--- START ---

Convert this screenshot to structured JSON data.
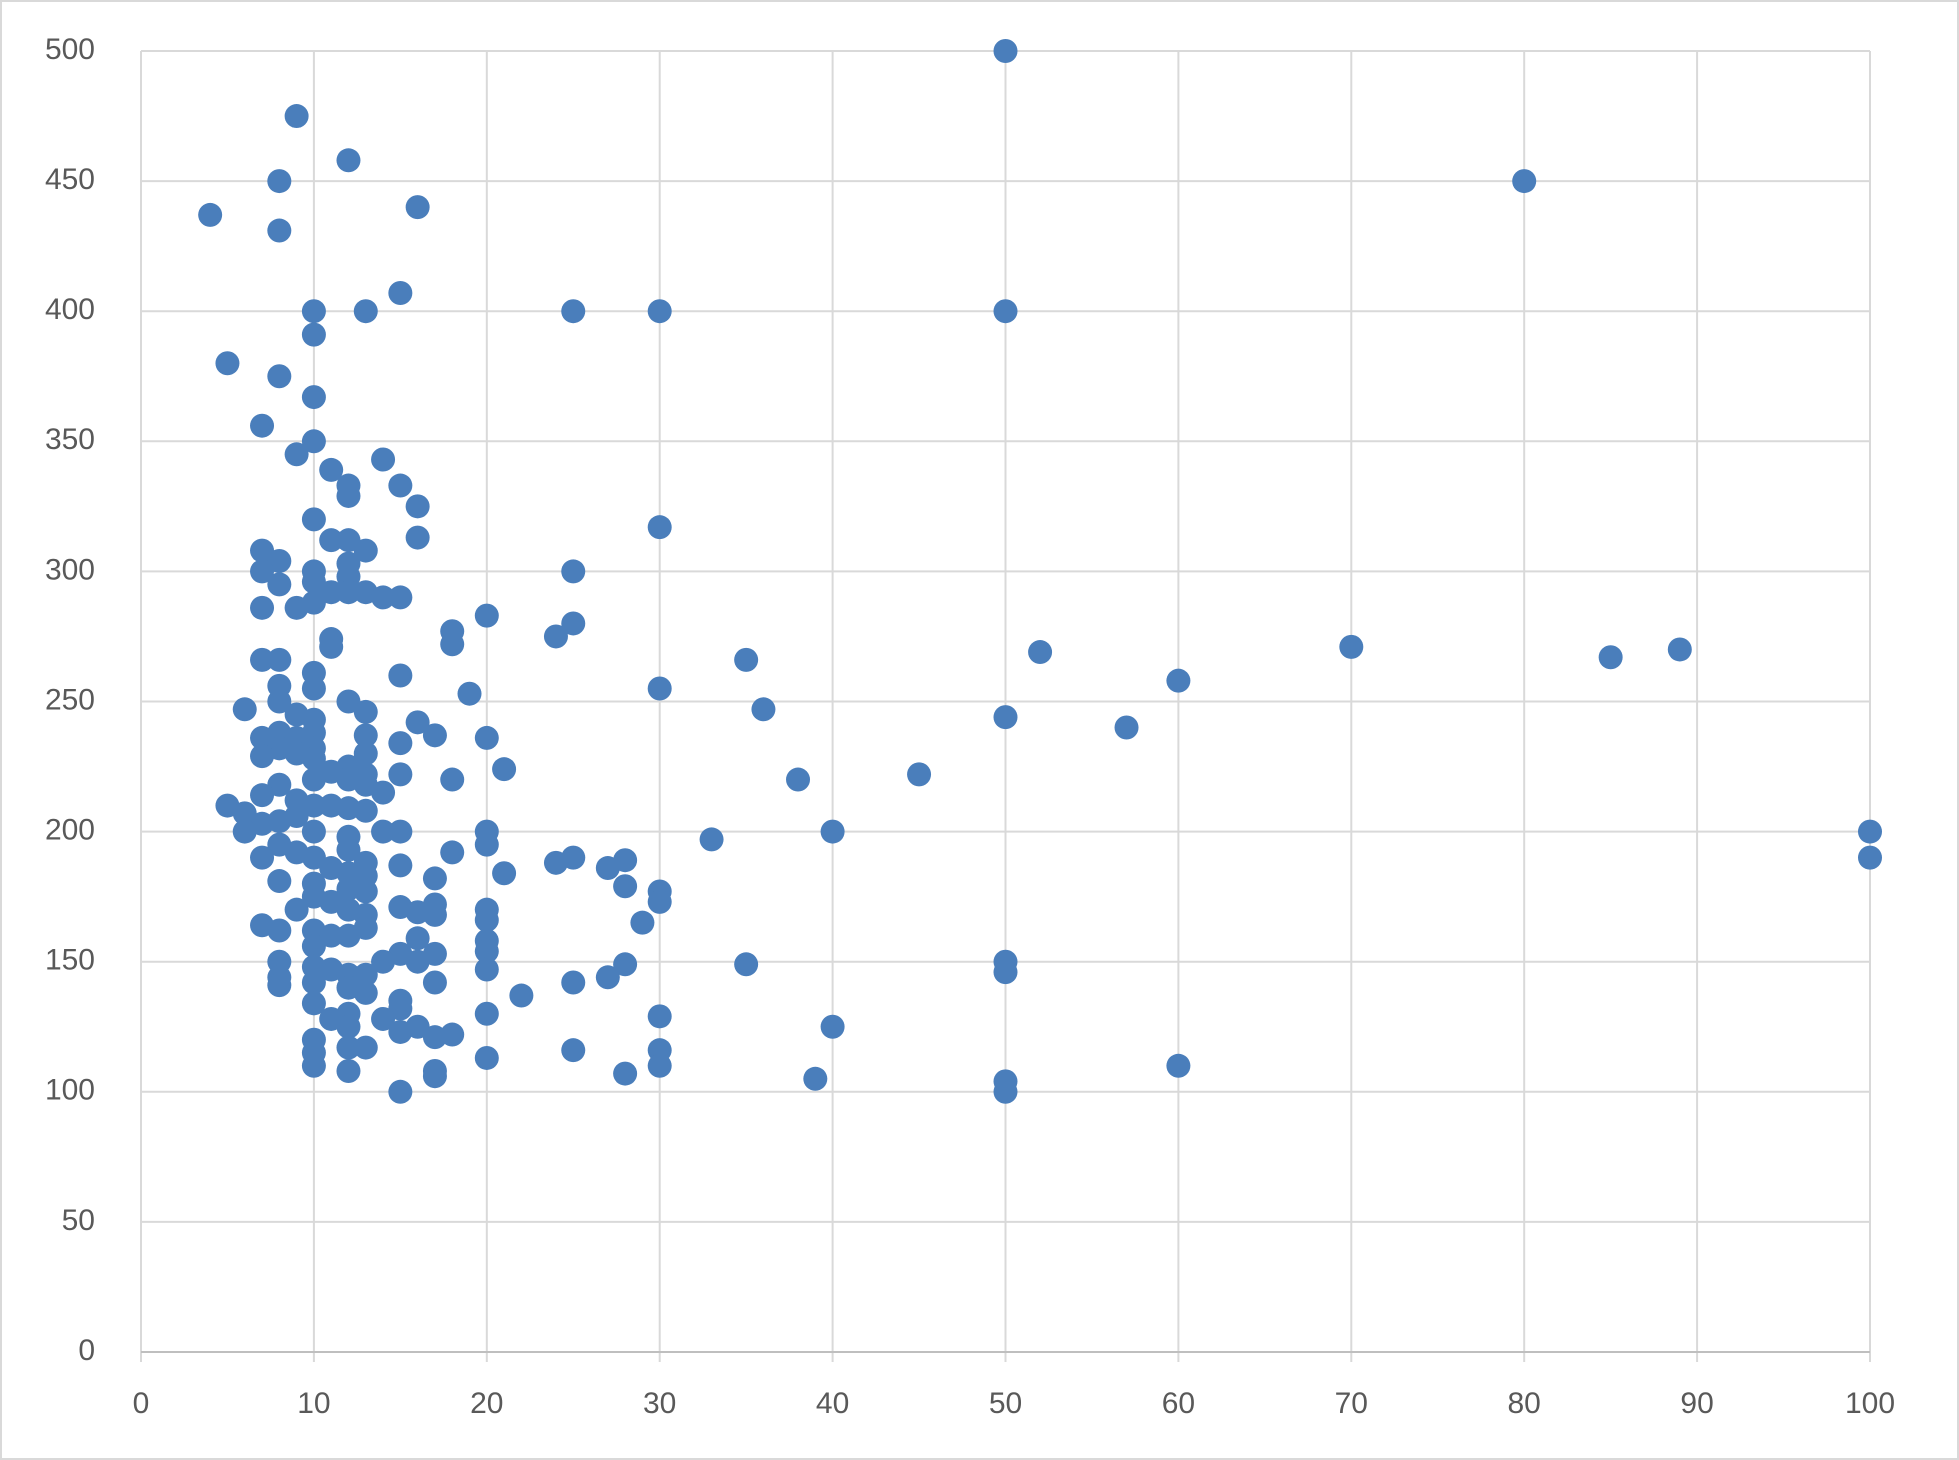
{
  "chart_data": {
    "type": "scatter",
    "color": "#4a7ebb",
    "grid": true,
    "xlim": [
      0,
      100
    ],
    "xticks": [
      0,
      10,
      20,
      30,
      40,
      50,
      60,
      70,
      80,
      90,
      100
    ],
    "ylim": [
      0,
      500
    ],
    "yticks": [
      0,
      50,
      100,
      150,
      200,
      250,
      300,
      350,
      400,
      450,
      500
    ],
    "x": [
      50,
      9,
      12,
      8,
      80,
      4,
      16,
      8,
      15,
      10,
      13,
      25,
      30,
      50,
      10,
      5,
      8,
      10,
      7,
      10,
      9,
      14,
      11,
      12,
      15,
      12,
      16,
      10,
      30,
      16,
      11,
      12,
      13,
      7,
      8,
      12,
      7,
      10,
      25,
      10,
      8,
      12,
      11,
      12,
      13,
      14,
      15,
      7,
      9,
      10,
      20,
      25,
      18,
      24,
      11,
      18,
      11,
      35,
      52,
      70,
      85,
      89,
      7,
      8,
      10,
      15,
      60,
      8,
      10,
      30,
      19,
      6,
      12,
      8,
      36,
      13,
      50,
      9,
      10,
      16,
      57,
      10,
      17,
      20,
      7,
      13,
      8,
      9,
      15,
      8,
      10,
      9,
      13,
      7,
      10,
      12,
      21,
      11,
      13,
      15,
      45,
      10,
      38,
      18,
      8,
      12,
      13,
      14,
      7,
      9,
      10,
      5,
      6,
      12,
      13,
      11,
      9,
      8,
      7,
      6,
      10,
      14,
      15,
      20,
      40,
      100,
      12,
      33,
      20,
      8,
      12,
      10,
      7,
      9,
      18,
      25,
      28,
      100,
      13,
      24,
      27,
      15,
      11,
      12,
      21,
      13,
      17,
      8,
      10,
      12,
      28,
      13,
      30,
      10,
      11,
      30,
      15,
      20,
      16,
      17,
      9,
      12,
      13,
      17,
      20,
      29,
      7,
      13,
      10,
      11,
      16,
      20,
      8,
      12,
      10,
      20,
      17,
      15,
      14,
      8,
      35,
      28,
      50,
      16,
      12,
      11,
      10,
      20,
      50,
      8,
      27,
      13,
      25,
      10,
      17,
      8,
      12,
      13,
      22,
      10,
      15,
      15,
      12,
      14,
      30,
      20,
      11,
      16,
      12,
      15,
      17,
      18,
      40,
      10,
      13,
      12,
      25,
      30,
      10,
      20,
      10,
      12,
      30,
      60,
      28,
      17,
      17,
      39,
      50,
      15,
      50
    ],
    "y": [
      500,
      475,
      458,
      450,
      450,
      437,
      440,
      431,
      407,
      400,
      400,
      400,
      400,
      400,
      391,
      380,
      375,
      367,
      356,
      350,
      345,
      343,
      339,
      333,
      333,
      329,
      325,
      320,
      317,
      313,
      312,
      312,
      308,
      308,
      304,
      303,
      300,
      300,
      300,
      296,
      295,
      298,
      292,
      292,
      292,
      290,
      290,
      286,
      286,
      288,
      283,
      280,
      277,
      275,
      274,
      272,
      271,
      266,
      269,
      271,
      267,
      270,
      266,
      266,
      261,
      260,
      258,
      256,
      255,
      255,
      253,
      247,
      250,
      250,
      247,
      246,
      244,
      245,
      243,
      242,
      240,
      238,
      237,
      236,
      236,
      237,
      238,
      236,
      234,
      232,
      232,
      230,
      230,
      229,
      228,
      225,
      224,
      223,
      222,
      222,
      222,
      220,
      220,
      220,
      218,
      220,
      218,
      215,
      214,
      212,
      210,
      210,
      207,
      209,
      208,
      210,
      206,
      204,
      203,
      200,
      200,
      200,
      200,
      200,
      200,
      200,
      198,
      197,
      195,
      195,
      193,
      190,
      190,
      192,
      192,
      190,
      189,
      190,
      188,
      188,
      186,
      187,
      186,
      184,
      184,
      183,
      182,
      181,
      180,
      178,
      179,
      177,
      177,
      175,
      173,
      173,
      171,
      170,
      169,
      172,
      170,
      170,
      168,
      168,
      166,
      165,
      164,
      163,
      162,
      160,
      159,
      158,
      162,
      160,
      156,
      154,
      153,
      153,
      150,
      150,
      149,
      149,
      150,
      150,
      145,
      147,
      148,
      147,
      146,
      144,
      144,
      145,
      142,
      142,
      142,
      141,
      140,
      138,
      137,
      134,
      135,
      132,
      130,
      128,
      129,
      130,
      128,
      125,
      125,
      123,
      121,
      122,
      125,
      120,
      117,
      117,
      116,
      116,
      115,
      113,
      110,
      108,
      110,
      110,
      107,
      106,
      108,
      105,
      104,
      100,
      100
    ]
  }
}
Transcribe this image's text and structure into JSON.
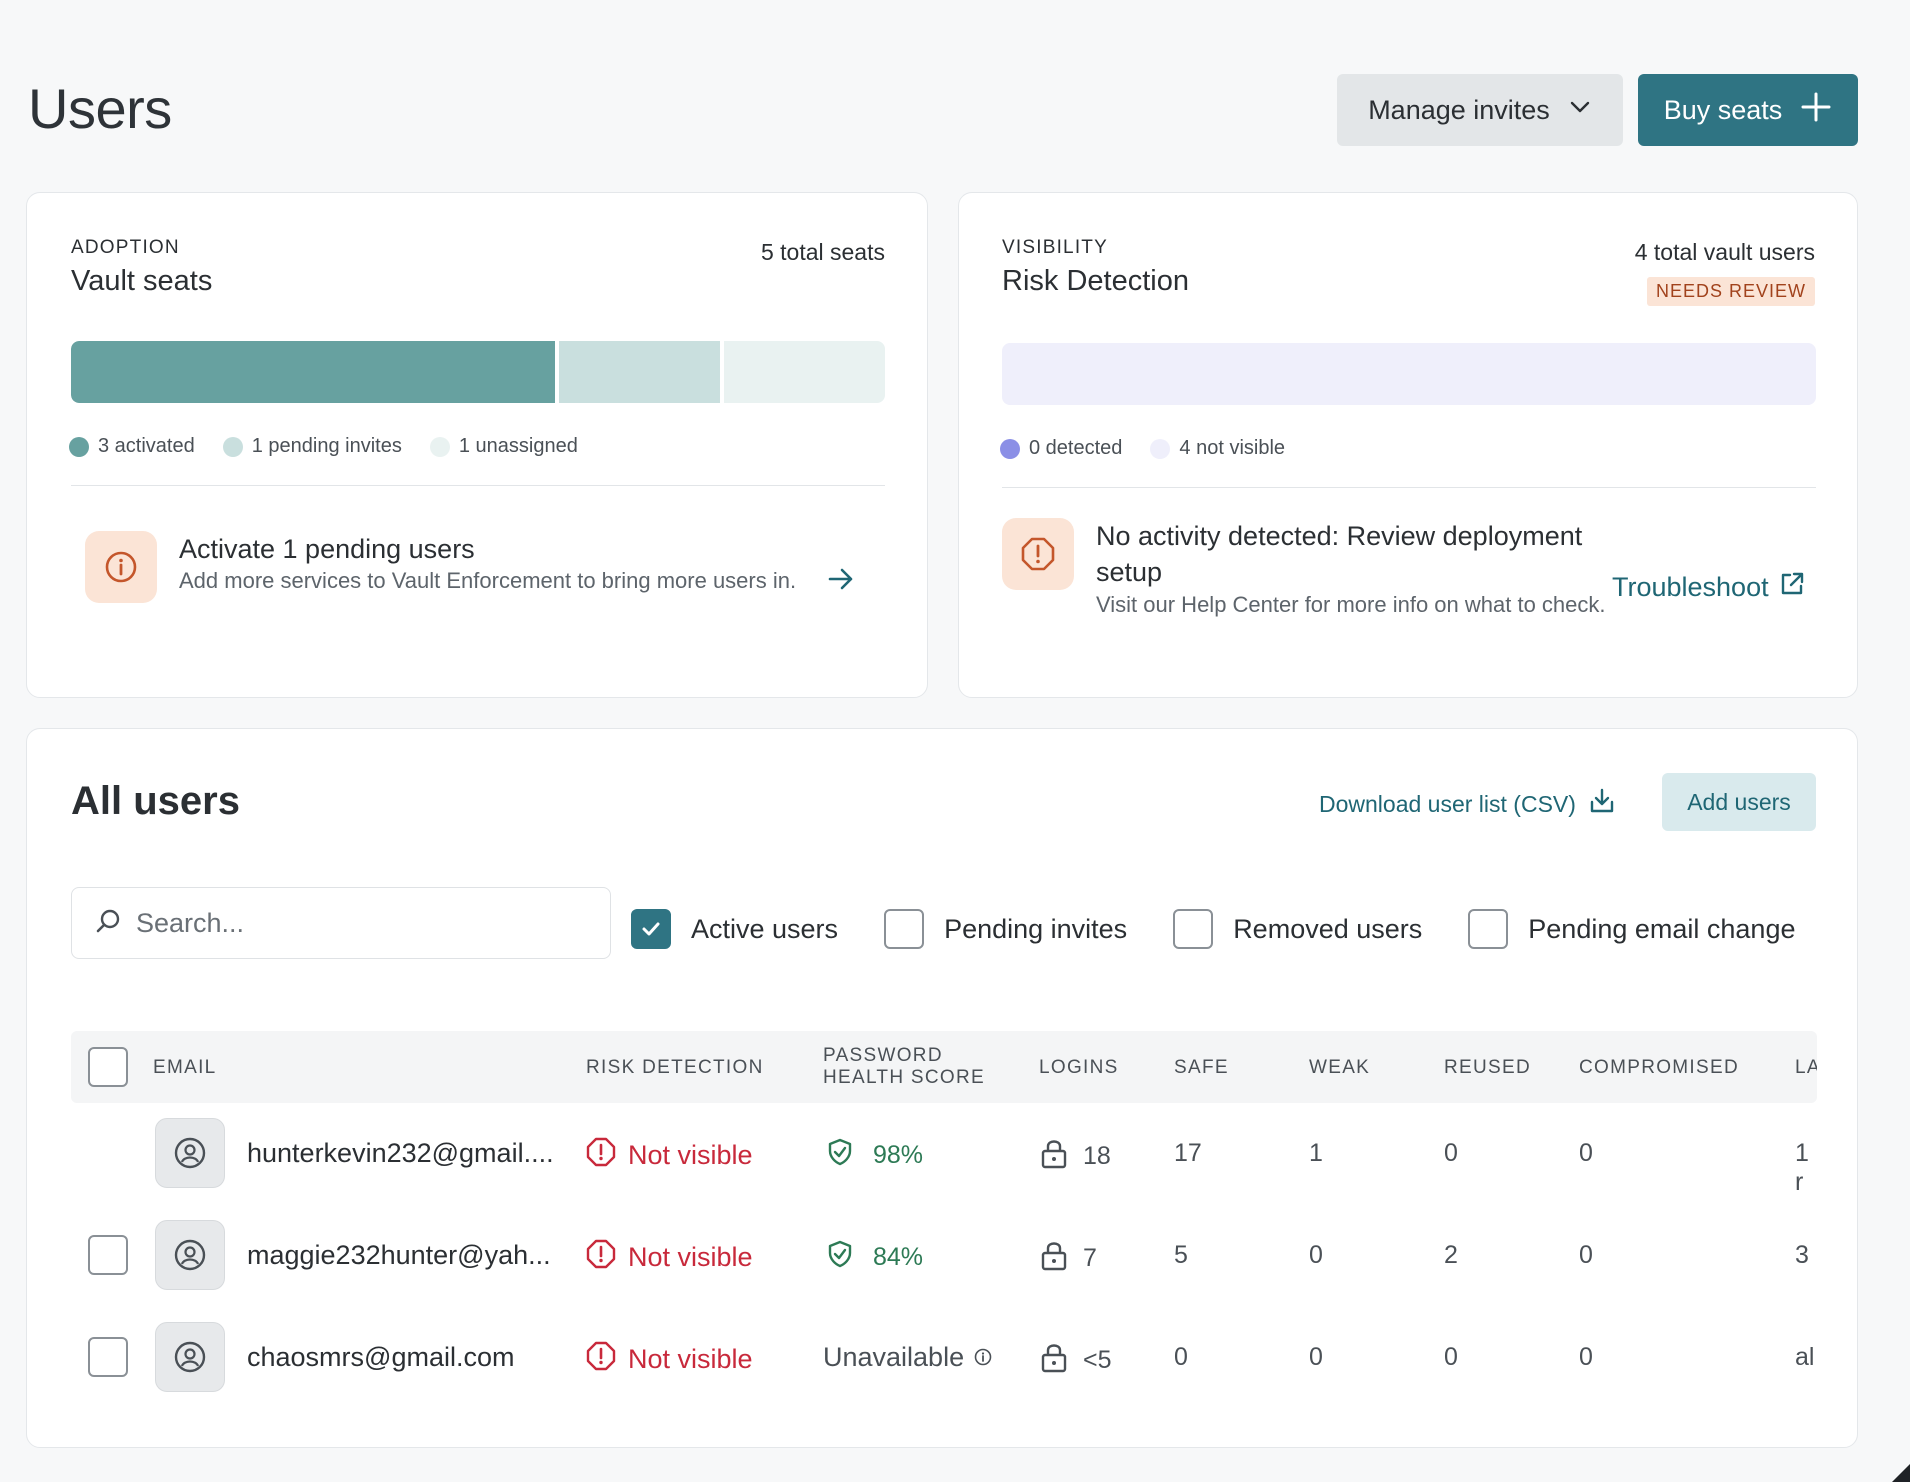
{
  "page": {
    "title": "Users"
  },
  "header": {
    "manage_invites_label": "Manage invites",
    "buy_seats_label": "Buy seats"
  },
  "adoption": {
    "eyebrow": "ADOPTION",
    "title": "Vault seats",
    "total": "5 total seats",
    "bar": {
      "activated": 3,
      "pending": 1,
      "unassigned": 1
    },
    "legend": {
      "activated": "3 activated",
      "pending": "1 pending invites",
      "unassigned": "1 unassigned"
    },
    "callout": {
      "title": "Activate 1 pending users",
      "desc": "Add more services to Vault Enforcement to bring more users in."
    },
    "colors": {
      "activated": "#67a1a0",
      "pending": "#c9dfde",
      "unassigned": "#e9f2f1"
    }
  },
  "visibility": {
    "eyebrow": "VISIBILITY",
    "title": "Risk Detection",
    "total": "4 total vault users",
    "badge": "NEEDS REVIEW",
    "bar": {
      "detected": 0,
      "not_visible": 4
    },
    "legend": {
      "detected": "0 detected",
      "not_visible": "4 not visible"
    },
    "callout": {
      "title": "No activity detected: Review deployment setup",
      "desc": "Visit our Help Center for more info on what to check."
    },
    "troubleshoot_label": "Troubleshoot",
    "colors": {
      "detected": "#8b8fe6",
      "not_visible": "#efeffb"
    }
  },
  "users": {
    "title": "All users",
    "download_label": "Download user list (CSV)",
    "add_users_label": "Add users",
    "search": {
      "placeholder": "Search...",
      "value": ""
    },
    "filters": [
      {
        "label": "Active users",
        "checked": true
      },
      {
        "label": "Pending invites",
        "checked": false
      },
      {
        "label": "Removed users",
        "checked": false
      },
      {
        "label": "Pending email change",
        "checked": false
      }
    ],
    "columns": {
      "email": "EMAIL",
      "risk": "RISK DETECTION",
      "score_line1": "PASSWORD",
      "score_line2": "HEALTH SCORE",
      "logins": "LOGINS",
      "safe": "SAFE",
      "weak": "WEAK",
      "reused": "REUSED",
      "compromised": "COMPROMISED",
      "last": "LA"
    },
    "rows": [
      {
        "email": "hunterkevin232@gmail....",
        "risk": "Not visible",
        "score": "98%",
        "logins": "18",
        "safe": "17",
        "weak": "1",
        "reused": "0",
        "compromised": "0",
        "last": "1 r"
      },
      {
        "email": "maggie232hunter@yah...",
        "risk": "Not visible",
        "score": "84%",
        "logins": "7",
        "safe": "5",
        "weak": "0",
        "reused": "2",
        "compromised": "0",
        "last": "3"
      },
      {
        "email": "chaosmrs@gmail.com",
        "risk": "Not visible",
        "score": "Unavailable",
        "logins": "<5",
        "safe": "0",
        "weak": "0",
        "reused": "0",
        "compromised": "0",
        "last": "al"
      }
    ]
  }
}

--- END ---

Instructions to follow ▸ Of the lines above, how many contain the string "invites"? Only the number is required.

Correct response ▸ 3